** Start Data entries **

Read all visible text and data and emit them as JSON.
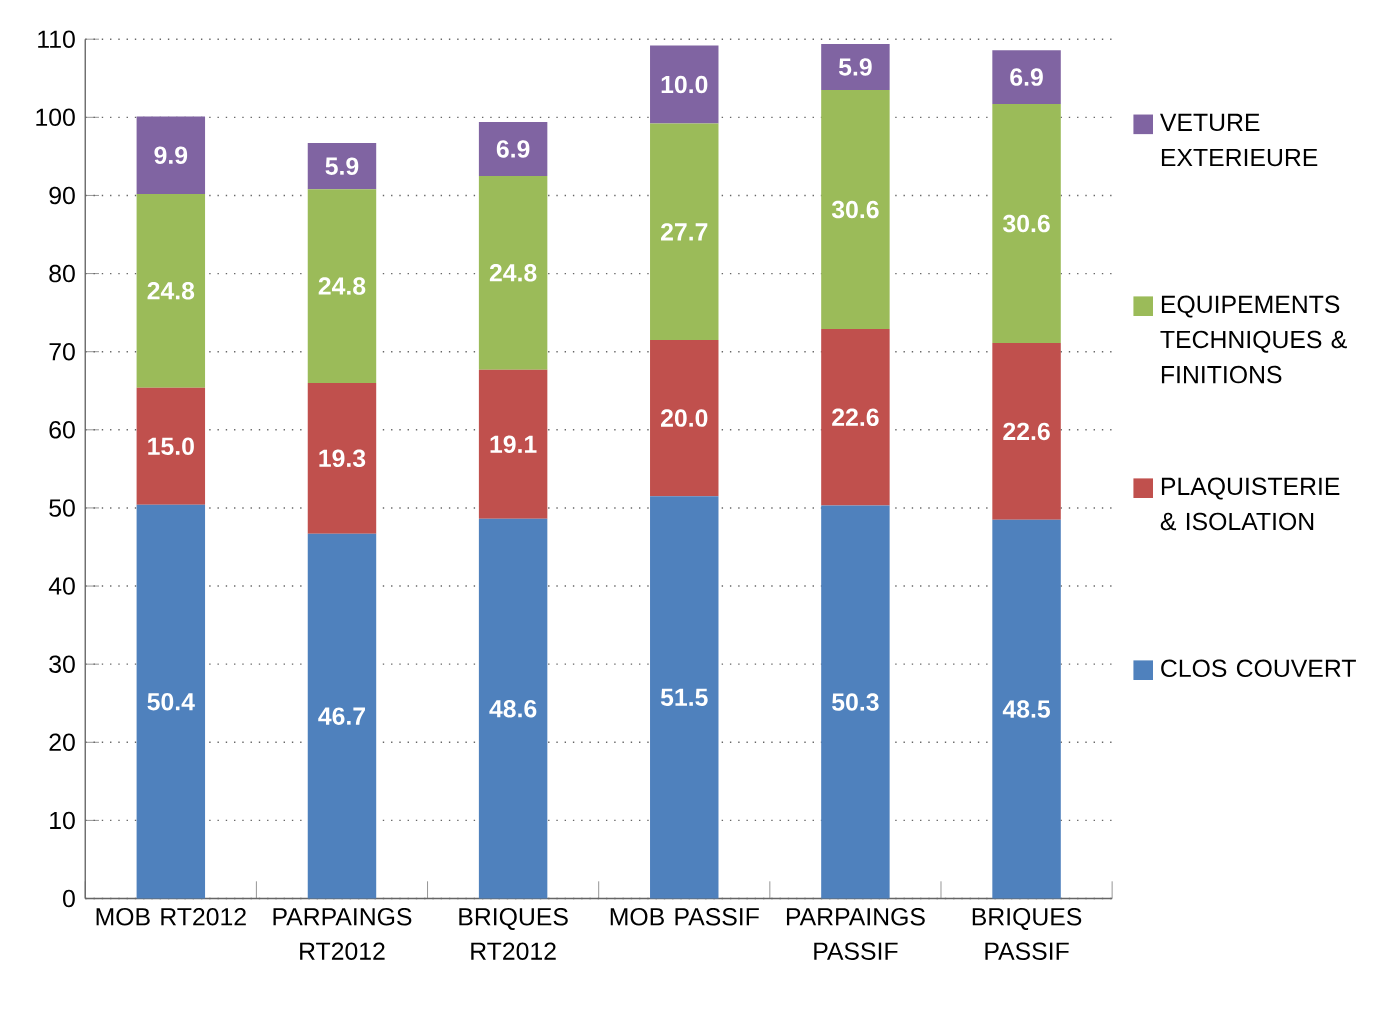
{
  "chart_data": {
    "type": "bar",
    "stacked": true,
    "categories": [
      "MOB RT2012",
      "PARPAINGS RT2012",
      "BRIQUES RT2012",
      "MOB PASSIF",
      "PARPAINGS PASSIF",
      "BRIQUES PASSIF"
    ],
    "series": [
      {
        "name": "CLOS COUVERT",
        "color": "#4f81bd",
        "values": [
          50.4,
          46.7,
          48.6,
          51.5,
          50.3,
          48.5
        ],
        "value_labels": [
          "50.4",
          "46.7",
          "48.6",
          "51.5",
          "50.3",
          "48.5"
        ]
      },
      {
        "name": "PLAQUISTERIE & ISOLATION",
        "color": "#c0504d",
        "values": [
          15.0,
          19.3,
          19.1,
          20.0,
          22.6,
          22.6
        ],
        "value_labels": [
          "15.0",
          "19.3",
          "19.1",
          "20.0",
          "22.6",
          "22.6"
        ]
      },
      {
        "name": "EQUIPEMENTS TECHNIQUES & FINITIONS",
        "color": "#9bbb59",
        "values": [
          24.8,
          24.8,
          24.8,
          27.7,
          30.6,
          30.6
        ],
        "value_labels": [
          "24.8",
          "24.8",
          "24.8",
          "27.7",
          "30.6",
          "30.6"
        ]
      },
      {
        "name": "VETURE EXTERIEURE",
        "color": "#8064a2",
        "values": [
          9.9,
          5.9,
          6.9,
          10.0,
          5.9,
          6.9
        ],
        "value_labels": [
          "9.9",
          "5.9",
          "6.9",
          "10.0",
          "5.9",
          "6.9"
        ]
      }
    ],
    "ylim": [
      0,
      110
    ],
    "yticks": [
      0,
      10,
      20,
      30,
      40,
      50,
      60,
      70,
      80,
      90,
      100,
      110
    ],
    "grid": "y",
    "legend": "right"
  }
}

** End Data entries **

Written problem: Scan the material above. Extract every line in which the word "name" occurs.

Task response:
        "name": "CLOS COUVERT",
        "name": "PLAQUISTERIE & ISOLATION",
        "name": "EQUIPEMENTS TECHNIQUES & FINITIONS",
        "name": "VETURE EXTERIEURE",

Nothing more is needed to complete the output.